** Begin Information given **
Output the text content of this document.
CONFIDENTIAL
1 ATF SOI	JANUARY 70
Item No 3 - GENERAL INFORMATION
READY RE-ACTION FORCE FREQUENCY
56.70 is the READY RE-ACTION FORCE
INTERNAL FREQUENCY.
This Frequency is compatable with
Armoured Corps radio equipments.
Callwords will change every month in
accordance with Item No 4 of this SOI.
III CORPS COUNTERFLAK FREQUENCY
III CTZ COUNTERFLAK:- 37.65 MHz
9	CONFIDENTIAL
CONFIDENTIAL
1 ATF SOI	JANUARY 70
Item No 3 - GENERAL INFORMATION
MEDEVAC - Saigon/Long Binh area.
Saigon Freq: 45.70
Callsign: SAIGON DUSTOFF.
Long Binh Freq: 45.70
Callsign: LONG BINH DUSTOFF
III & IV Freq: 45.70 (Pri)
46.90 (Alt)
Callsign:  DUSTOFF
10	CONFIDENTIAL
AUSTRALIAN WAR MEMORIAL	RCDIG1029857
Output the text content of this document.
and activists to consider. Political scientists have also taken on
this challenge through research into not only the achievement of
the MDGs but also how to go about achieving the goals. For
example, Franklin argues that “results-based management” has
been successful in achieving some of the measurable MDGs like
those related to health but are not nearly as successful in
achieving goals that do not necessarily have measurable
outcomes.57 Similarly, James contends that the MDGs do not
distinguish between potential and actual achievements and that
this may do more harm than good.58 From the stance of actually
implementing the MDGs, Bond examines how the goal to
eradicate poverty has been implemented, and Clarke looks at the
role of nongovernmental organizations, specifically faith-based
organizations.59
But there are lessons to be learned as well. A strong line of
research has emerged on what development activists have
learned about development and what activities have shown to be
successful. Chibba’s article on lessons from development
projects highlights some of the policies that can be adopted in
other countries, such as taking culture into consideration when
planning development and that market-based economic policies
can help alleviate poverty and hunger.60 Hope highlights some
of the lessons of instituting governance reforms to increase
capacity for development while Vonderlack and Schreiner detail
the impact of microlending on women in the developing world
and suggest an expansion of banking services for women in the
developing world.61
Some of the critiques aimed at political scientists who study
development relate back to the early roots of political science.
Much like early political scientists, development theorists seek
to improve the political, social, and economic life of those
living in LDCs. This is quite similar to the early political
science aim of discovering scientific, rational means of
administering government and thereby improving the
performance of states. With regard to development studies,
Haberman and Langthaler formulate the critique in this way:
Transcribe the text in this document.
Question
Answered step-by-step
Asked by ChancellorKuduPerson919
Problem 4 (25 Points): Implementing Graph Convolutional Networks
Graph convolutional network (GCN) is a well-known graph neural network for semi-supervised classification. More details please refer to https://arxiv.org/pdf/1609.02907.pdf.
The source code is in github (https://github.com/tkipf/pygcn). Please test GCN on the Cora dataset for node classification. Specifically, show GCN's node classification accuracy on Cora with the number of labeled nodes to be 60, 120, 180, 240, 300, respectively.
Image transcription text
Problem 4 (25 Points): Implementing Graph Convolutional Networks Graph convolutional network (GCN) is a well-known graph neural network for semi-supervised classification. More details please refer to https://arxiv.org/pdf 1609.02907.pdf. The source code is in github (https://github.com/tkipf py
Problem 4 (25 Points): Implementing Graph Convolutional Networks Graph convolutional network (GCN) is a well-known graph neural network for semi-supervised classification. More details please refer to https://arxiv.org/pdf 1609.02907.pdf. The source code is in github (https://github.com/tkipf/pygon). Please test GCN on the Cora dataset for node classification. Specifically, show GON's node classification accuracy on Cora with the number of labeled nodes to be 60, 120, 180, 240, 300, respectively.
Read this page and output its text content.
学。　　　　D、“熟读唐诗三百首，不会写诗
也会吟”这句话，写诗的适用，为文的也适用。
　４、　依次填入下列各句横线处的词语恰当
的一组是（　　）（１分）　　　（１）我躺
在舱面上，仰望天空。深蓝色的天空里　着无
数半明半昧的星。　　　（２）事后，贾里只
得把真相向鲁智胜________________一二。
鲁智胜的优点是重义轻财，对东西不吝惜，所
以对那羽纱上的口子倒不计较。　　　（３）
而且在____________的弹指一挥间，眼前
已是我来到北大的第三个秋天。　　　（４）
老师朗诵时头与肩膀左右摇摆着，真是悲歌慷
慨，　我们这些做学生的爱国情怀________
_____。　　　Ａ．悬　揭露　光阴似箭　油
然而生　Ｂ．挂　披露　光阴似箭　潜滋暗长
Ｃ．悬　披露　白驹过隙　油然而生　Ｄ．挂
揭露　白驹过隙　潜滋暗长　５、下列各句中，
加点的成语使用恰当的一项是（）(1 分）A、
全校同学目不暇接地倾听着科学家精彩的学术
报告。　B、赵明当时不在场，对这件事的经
** End Information given **
* Task requirements *
Reproduce every record, matching each line exactly.

* Answer to this problem *
Output the text content of this document.
CONFIDENTIAL
1 ATF SOI	JANUARY 70
Item No 3 - GENERAL INFORMATION
READY RE-ACTION FORCE FREQUENCY
56.70 is the READY RE-ACTION FORCE
INTERNAL FREQUENCY.
This Frequency is compatable with
Armoured Corps radio equipments.
Callwords will change every month in
accordance with Item No 4 of this SOI.
III CORPS COUNTERFLAK FREQUENCY
III CTZ COUNTERFLAK:- 37.65 MHz
9	CONFIDENTIAL
CONFIDENTIAL
1 ATF SOI	JANUARY 70
Item No 3 - GENERAL INFORMATION
MEDEVAC - Saigon/Long Binh area.
Saigon Freq: 45.70
Callsign: SAIGON DUSTOFF.
Long Binh Freq: 45.70
Callsign: LONG BINH DUSTOFF
III & IV Freq: 45.70 (Pri)
46.90 (Alt)
Callsign:  DUSTOFF
10	CONFIDENTIAL
AUSTRALIAN WAR MEMORIAL	RCDIG1029857
Output the text content of this document.
and activists to consider. Political scientists have also taken on
this challenge through research into not only the achievement of
the MDGs but also how to go about achieving the goals. For
example, Franklin argues that “results-based management” has
been successful in achieving some of the measurable MDGs like
those related to health but are not nearly as successful in
achieving goals that do not necessarily have measurable
outcomes.57 Similarly, James contends that the MDGs do not
distinguish between potential and actual achievements and that
this may do more harm than good.58 From the stance of actually
implementing the MDGs, Bond examines how the goal to
eradicate poverty has been implemented, and Clarke looks at the
role of nongovernmental organizations, specifically faith-based
organizations.59
But there are lessons to be learned as well. A strong line of
research has emerged on what development activists have
learned about development and what activities have shown to be
successful. Chibba’s article on lessons from development
projects highlights some of the policies that can be adopted in
other countries, such as taking culture into consideration when
planning development and that market-based economic policies
can help alleviate poverty and hunger.60 Hope highlights some
of the lessons of instituting governance reforms to increase
capacity for development while Vonderlack and Schreiner detail
the impact of microlending on women in the developing world
and suggest an expansion of banking services for women in the
developing world.61
Some of the critiques aimed at political scientists who study
development relate back to the early roots of political science.
Much like early political scientists, development theorists seek
to improve the political, social, and economic life of those
living in LDCs. This is quite similar to the early political
science aim of discovering scientific, rational means of
administering government and thereby improving the
performance of states. With regard to development studies,
Haberman and Langthaler formulate the critique in this way:
Transcribe the text in this document.
Question
Answered step-by-step
Asked by ChancellorKuduPerson919
Problem 4 (25 Points): Implementing Graph Convolutional Networks
Graph convolutional network (GCN) is a well-known graph neural network for semi-supervised classification. More details please refer to https://arxiv.org/pdf/1609.02907.pdf.
The source code is in github (https://github.com/tkipf/pygcn). Please test GCN on the Cora dataset for node classification. Specifically, show GCN's node classification accuracy on Cora with the number of labeled nodes to be 60, 120, 180, 240, 300, respectively.
Image transcription text
Problem 4 (25 Points): Implementing Graph Convolutional Networks Graph convolutional network (GCN) is a well-known graph neural network for semi-supervised classification. More details please refer to https://arxiv.org/pdf 1609.02907.pdf. The source code is in github (https://github.com/tkipf py
Problem 4 (25 Points): Implementing Graph Convolutional Networks Graph convolutional network (GCN) is a well-known graph neural network for semi-supervised classification. More details please refer to https://arxiv.org/pdf 1609.02907.pdf. The source code is in github (https://github.com/tkipf/pygon). Please test GCN on the Cora dataset for node classification. Specifically, show GON's node classification accuracy on Cora with the number of labeled nodes to be 60, 120, 180, 240, 300, respectively.
Read this page and output its text content.
学。　　　　D、“熟读唐诗三百首，不会写诗
也会吟”这句话，写诗的适用，为文的也适用。
　４、　依次填入下列各句横线处的词语恰当
的一组是（　　）（１分）　　　（１）我躺
在舱面上，仰望天空。深蓝色的天空里　着无
数半明半昧的星。　　　（２）事后，贾里只
得把真相向鲁智胜________________一二。
鲁智胜的优点是重义轻财，对东西不吝惜，所
以对那羽纱上的口子倒不计较。　　　（３）
而且在____________的弹指一挥间，眼前
已是我来到北大的第三个秋天。　　　（４）
老师朗诵时头与肩膀左右摇摆着，真是悲歌慷
慨，　我们这些做学生的爱国情怀________
_____。　　　Ａ．悬　揭露　光阴似箭　油
然而生　Ｂ．挂　披露　光阴似箭　潜滋暗长
Ｃ．悬　披露　白驹过隙　油然而生　Ｄ．挂
揭露　白驹过隙　潜滋暗长　５、下列各句中，
加点的成语使用恰当的一项是（）(1 分）A、
全校同学目不暇接地倾听着科学家精彩的学术
报告。　B、赵明当时不在场，对这件事的经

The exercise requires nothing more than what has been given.